[Goal] Write out all the data again, exactly as it stands.

[Records provided]
# # # # #

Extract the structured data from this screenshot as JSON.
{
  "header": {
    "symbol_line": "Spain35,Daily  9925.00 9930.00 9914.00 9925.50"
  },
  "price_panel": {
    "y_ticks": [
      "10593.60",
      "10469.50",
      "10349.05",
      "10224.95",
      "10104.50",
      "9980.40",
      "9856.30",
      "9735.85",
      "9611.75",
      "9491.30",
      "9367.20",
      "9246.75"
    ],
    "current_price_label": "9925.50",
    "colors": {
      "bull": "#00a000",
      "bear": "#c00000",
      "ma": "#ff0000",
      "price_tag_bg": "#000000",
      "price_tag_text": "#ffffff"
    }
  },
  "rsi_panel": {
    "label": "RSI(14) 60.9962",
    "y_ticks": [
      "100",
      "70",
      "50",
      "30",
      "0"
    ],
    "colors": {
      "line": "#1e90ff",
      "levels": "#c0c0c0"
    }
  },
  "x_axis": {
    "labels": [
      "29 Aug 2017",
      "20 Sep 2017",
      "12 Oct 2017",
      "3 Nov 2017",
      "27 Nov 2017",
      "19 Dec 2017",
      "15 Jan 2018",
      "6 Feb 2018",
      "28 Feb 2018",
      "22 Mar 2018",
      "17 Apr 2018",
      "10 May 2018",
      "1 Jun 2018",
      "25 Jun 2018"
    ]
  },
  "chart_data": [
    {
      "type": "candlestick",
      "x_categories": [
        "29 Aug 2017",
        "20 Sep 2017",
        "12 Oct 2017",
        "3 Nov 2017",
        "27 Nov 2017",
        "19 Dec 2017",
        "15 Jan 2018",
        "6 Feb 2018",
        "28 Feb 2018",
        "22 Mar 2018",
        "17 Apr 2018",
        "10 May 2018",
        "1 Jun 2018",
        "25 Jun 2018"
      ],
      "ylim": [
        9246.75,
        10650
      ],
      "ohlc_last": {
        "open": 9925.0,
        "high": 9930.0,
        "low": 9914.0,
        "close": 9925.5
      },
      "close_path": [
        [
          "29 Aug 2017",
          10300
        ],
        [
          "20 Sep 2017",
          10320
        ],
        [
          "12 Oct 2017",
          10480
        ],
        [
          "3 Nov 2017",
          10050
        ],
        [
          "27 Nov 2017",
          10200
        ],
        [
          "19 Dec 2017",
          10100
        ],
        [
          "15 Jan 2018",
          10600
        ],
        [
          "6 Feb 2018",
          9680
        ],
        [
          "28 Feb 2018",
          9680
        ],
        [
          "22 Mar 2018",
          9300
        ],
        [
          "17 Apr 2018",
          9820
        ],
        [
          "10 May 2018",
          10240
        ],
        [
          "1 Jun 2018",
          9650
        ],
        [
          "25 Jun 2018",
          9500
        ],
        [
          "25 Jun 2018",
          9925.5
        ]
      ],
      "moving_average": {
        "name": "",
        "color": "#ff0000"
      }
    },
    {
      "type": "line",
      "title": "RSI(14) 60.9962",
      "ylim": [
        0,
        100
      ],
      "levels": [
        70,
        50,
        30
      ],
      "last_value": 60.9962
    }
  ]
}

# # # # #

[Answer to the task]
Extract the structured data from this screenshot as JSON.
{
  "header": {
    "symbol_line": "Spain35,Daily  9925.00 9930.00 9914.00 9925.50"
  },
  "price_panel": {
    "y_ticks": [
      "10593.60",
      "10469.50",
      "10349.05",
      "10224.95",
      "10104.50",
      "9980.40",
      "9856.30",
      "9735.85",
      "9611.75",
      "9491.30",
      "9367.20",
      "9246.75"
    ],
    "current_price_label": "9925.50",
    "colors": {
      "bull": "#00a000",
      "bear": "#c00000",
      "ma": "#ff0000",
      "price_tag_bg": "#000000",
      "price_tag_text": "#ffffff"
    }
  },
  "rsi_panel": {
    "label": "RSI(14) 60.9962",
    "y_ticks": [
      "100",
      "70",
      "50",
      "30",
      "0"
    ],
    "colors": {
      "line": "#1e90ff",
      "levels": "#c0c0c0"
    }
  },
  "x_axis": {
    "labels": [
      "29 Aug 2017",
      "20 Sep 2017",
      "12 Oct 2017",
      "3 Nov 2017",
      "27 Nov 2017",
      "19 Dec 2017",
      "15 Jan 2018",
      "6 Feb 2018",
      "28 Feb 2018",
      "22 Mar 2018",
      "17 Apr 2018",
      "10 May 2018",
      "1 Jun 2018",
      "25 Jun 2018"
    ]
  },
  "chart_data": [
    {
      "type": "candlestick",
      "x_categories": [
        "29 Aug 2017",
        "20 Sep 2017",
        "12 Oct 2017",
        "3 Nov 2017",
        "27 Nov 2017",
        "19 Dec 2017",
        "15 Jan 2018",
        "6 Feb 2018",
        "28 Feb 2018",
        "22 Mar 2018",
        "17 Apr 2018",
        "10 May 2018",
        "1 Jun 2018",
        "25 Jun 2018"
      ],
      "ylim": [
        9246.75,
        10650
      ],
      "ohlc_last": {
        "open": 9925.0,
        "high": 9930.0,
        "low": 9914.0,
        "close": 9925.5
      },
      "close_path": [
        [
          "29 Aug 2017",
          10300
        ],
        [
          "20 Sep 2017",
          10320
        ],
        [
          "12 Oct 2017",
          10480
        ],
        [
          "3 Nov 2017",
          10050
        ],
        [
          "27 Nov 2017",
          10200
        ],
        [
          "19 Dec 2017",
          10100
        ],
        [
          "15 Jan 2018",
          10600
        ],
        [
          "6 Feb 2018",
          9680
        ],
        [
          "28 Feb 2018",
          9680
        ],
        [
          "22 Mar 2018",
          9300
        ],
        [
          "17 Apr 2018",
          9820
        ],
        [
          "10 May 2018",
          10240
        ],
        [
          "1 Jun 2018",
          9650
        ],
        [
          "25 Jun 2018",
          9500
        ],
        [
          "25 Jun 2018",
          9925.5
        ]
      ],
      "moving_average": {
        "name": "",
        "color": "#ff0000"
      }
    },
    {
      "type": "line",
      "title": "RSI(14) 60.9962",
      "ylim": [
        0,
        100
      ],
      "levels": [
        70,
        50,
        30
      ],
      "last_value": 60.9962
    }
  ]
}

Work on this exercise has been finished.